- [WRITTEN REQUEST] Identify each line below containing the string "υδατορεμάτων" and copy it.

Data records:
· · · · · · ·
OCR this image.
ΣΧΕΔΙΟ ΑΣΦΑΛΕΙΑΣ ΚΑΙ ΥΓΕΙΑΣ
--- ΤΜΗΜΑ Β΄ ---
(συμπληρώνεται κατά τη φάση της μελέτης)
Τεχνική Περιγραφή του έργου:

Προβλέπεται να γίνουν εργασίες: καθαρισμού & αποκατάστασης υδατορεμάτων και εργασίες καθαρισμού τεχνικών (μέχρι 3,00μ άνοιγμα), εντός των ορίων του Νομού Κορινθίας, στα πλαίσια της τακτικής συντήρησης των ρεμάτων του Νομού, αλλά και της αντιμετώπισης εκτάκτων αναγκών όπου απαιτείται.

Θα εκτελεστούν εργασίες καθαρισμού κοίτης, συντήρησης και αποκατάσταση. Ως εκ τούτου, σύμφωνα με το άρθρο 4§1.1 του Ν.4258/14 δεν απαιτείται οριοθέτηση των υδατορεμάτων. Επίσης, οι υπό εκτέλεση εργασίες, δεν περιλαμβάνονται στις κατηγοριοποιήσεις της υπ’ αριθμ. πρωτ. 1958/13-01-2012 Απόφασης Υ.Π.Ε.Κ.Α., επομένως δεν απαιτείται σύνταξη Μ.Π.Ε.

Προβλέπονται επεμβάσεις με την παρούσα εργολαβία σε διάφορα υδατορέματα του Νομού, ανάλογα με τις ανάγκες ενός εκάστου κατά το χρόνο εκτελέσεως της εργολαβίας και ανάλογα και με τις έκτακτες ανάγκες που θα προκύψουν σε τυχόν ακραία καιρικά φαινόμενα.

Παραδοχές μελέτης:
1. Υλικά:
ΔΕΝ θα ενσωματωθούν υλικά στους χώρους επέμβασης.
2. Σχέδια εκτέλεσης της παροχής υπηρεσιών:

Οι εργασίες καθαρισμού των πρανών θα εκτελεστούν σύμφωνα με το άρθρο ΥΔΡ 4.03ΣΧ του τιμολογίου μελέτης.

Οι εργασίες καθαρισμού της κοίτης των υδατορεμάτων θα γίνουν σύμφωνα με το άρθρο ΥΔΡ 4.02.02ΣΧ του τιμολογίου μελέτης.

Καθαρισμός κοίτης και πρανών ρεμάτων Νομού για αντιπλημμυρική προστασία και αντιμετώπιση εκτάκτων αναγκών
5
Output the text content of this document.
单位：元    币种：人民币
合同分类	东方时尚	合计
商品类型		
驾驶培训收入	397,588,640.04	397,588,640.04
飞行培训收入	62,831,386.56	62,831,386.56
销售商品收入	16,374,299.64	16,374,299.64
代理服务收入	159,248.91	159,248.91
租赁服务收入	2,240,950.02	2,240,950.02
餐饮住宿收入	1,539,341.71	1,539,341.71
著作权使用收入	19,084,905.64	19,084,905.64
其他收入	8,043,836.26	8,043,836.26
· · · · · · ·
- [FINISHED EXERCISE]
Προβλέπεται να γίνουν εργασίες: καθαρισμού & αποκατάστασης υδατορεμάτων και εργασίες καθαρισμού τεχνικών (μέχρι 3,00μ άνοιγμα), εντός των ορίων του Νομού Κορινθίας, στα πλαίσια της τακτικής συντήρησης των ρεμάτων του Νομού, αλλά και της αντιμετώπισης εκτάκτων αναγκών όπου απαιτείται.
Θα εκτελεστούν εργασίες καθαρισμού κοίτης, συντήρησης και αποκατάσταση. Ως εκ τούτου, σύμφωνα με το άρθρο 4§1.1 του Ν.4258/14 δεν απαιτείται οριοθέτηση των υδατορεμάτων. Επίσης, οι υπό εκτέλεση εργασίες, δεν περιλαμβάνονται στις κατηγοριοποιήσεις της υπ’ αριθμ. πρωτ. 1958/13-01-2012 Απόφασης Υ.Π.Ε.Κ.Α., επομένως δεν απαιτείται σύνταξη Μ.Π.Ε.
Οι εργασίες καθαρισμού της κοίτης των υδατορεμάτων θα γίνουν σύμφωνα με το άρθρο ΥΔΡ 4.02.02ΣΧ του τιμολογίου μελέτης.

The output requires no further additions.